SET TASK: Set out every line bearing the string "extract".

DATA LISTING:
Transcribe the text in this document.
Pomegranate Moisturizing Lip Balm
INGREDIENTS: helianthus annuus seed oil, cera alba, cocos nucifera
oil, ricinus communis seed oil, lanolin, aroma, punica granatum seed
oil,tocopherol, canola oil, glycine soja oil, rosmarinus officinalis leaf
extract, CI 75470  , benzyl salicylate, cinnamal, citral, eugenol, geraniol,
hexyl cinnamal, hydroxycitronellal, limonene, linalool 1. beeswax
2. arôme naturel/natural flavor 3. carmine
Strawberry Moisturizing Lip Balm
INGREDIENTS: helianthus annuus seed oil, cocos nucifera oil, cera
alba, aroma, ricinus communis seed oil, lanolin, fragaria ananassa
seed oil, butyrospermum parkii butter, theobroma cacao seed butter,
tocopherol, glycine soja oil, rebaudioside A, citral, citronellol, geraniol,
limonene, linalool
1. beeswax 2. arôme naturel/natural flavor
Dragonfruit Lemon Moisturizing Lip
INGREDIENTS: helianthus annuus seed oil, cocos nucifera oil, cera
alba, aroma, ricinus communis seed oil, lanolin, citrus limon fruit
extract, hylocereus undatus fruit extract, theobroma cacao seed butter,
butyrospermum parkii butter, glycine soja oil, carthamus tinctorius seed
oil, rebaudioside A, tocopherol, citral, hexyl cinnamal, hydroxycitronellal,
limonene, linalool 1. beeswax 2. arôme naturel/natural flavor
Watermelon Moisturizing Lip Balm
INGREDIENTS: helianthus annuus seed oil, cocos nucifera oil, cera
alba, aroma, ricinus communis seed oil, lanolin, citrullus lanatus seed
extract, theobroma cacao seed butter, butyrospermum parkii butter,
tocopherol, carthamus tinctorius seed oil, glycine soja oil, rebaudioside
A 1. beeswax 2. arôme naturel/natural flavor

ANSWER TO THE TASK:
extract, CI 75470  , benzyl salicylate, cinnamal, citral, eugenol, geraniol,
extract, hylocereus undatus fruit extract, theobroma cacao seed butter,
extract, theobroma cacao seed butter, butyrospermum parkii butter,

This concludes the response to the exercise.